_Stated exercise_: For this exercise, copy out each line of the material below that includes "text".

Collection entries
↓

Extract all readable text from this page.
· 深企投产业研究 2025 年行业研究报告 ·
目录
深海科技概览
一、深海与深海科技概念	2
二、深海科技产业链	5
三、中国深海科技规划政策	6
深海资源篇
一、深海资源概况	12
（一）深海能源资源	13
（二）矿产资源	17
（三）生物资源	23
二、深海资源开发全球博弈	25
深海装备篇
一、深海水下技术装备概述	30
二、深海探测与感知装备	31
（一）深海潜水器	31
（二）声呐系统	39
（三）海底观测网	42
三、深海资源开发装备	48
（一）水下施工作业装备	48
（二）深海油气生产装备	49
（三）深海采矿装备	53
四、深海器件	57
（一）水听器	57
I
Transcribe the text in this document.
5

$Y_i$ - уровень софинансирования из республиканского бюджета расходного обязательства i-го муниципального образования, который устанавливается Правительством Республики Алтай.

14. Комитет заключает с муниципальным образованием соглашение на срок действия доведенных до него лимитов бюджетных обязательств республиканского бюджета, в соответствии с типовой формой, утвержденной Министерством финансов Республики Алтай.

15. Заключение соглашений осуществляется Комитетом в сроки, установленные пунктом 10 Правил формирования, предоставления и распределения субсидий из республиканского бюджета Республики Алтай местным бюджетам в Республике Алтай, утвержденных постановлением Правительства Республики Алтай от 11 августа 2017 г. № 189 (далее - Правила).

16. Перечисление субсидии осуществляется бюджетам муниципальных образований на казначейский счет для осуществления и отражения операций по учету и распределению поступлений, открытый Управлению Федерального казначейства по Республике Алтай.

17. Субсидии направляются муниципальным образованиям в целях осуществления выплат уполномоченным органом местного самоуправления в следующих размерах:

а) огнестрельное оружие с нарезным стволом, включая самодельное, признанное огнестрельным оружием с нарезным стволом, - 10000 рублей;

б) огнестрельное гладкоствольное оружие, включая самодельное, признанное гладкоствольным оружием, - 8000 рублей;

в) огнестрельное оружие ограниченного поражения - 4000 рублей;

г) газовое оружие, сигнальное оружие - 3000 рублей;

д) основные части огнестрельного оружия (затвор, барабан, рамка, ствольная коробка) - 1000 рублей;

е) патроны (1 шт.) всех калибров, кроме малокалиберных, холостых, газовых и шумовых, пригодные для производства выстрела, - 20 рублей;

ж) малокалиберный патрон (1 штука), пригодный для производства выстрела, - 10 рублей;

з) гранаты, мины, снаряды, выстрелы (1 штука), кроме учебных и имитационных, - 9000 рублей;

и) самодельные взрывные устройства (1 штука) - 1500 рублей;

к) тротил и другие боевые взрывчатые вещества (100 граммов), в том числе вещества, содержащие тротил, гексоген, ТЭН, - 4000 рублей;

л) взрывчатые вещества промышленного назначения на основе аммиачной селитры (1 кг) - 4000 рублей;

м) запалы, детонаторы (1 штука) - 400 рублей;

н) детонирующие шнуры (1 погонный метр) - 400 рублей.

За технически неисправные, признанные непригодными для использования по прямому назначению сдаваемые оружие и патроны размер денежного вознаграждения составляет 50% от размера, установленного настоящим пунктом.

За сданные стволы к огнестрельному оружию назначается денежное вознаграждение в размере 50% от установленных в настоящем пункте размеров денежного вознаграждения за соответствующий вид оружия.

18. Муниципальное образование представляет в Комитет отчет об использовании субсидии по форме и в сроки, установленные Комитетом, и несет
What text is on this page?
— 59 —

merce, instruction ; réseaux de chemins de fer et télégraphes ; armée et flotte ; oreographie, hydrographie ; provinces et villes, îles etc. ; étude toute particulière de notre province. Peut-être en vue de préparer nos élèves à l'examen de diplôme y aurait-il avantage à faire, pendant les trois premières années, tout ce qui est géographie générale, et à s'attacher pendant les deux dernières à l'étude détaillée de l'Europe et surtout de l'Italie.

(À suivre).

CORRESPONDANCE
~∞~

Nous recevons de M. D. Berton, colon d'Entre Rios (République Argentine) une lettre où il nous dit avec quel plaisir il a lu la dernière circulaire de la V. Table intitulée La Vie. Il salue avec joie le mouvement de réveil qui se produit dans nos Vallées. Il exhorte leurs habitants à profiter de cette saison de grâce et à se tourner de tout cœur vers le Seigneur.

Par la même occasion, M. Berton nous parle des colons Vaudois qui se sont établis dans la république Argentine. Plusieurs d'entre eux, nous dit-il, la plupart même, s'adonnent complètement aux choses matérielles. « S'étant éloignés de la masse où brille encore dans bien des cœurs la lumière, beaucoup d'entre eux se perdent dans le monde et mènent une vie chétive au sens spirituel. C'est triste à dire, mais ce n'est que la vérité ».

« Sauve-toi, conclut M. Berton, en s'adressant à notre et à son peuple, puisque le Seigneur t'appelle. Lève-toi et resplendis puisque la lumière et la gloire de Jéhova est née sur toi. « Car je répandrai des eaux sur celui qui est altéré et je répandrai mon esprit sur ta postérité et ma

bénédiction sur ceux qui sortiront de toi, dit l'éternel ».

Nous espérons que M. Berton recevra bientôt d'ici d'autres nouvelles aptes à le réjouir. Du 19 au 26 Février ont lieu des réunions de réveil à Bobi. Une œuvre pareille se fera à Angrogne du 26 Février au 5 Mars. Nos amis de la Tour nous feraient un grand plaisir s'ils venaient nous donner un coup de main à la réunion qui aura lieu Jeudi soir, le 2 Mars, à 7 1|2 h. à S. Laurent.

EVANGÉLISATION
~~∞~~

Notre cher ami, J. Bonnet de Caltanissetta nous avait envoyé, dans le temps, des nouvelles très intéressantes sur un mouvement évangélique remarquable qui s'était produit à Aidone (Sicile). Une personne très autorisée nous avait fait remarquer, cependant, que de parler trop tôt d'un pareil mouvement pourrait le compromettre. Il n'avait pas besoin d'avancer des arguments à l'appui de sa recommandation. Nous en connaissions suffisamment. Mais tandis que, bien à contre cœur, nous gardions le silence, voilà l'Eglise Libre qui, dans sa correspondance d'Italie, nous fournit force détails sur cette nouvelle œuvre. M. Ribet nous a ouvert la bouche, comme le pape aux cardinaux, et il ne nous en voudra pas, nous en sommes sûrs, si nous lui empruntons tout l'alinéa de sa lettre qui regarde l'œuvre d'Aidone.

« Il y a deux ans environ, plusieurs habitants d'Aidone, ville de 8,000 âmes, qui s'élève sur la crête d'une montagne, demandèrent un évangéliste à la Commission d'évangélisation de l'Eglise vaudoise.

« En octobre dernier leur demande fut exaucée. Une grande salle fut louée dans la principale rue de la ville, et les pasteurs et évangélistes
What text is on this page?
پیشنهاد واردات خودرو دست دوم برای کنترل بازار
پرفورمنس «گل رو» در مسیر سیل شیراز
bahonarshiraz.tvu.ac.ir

↑

_Completed task_:
Extract all readable text from this page.
Transcribe the text in this document.
What text is on this page?
What text is on this page?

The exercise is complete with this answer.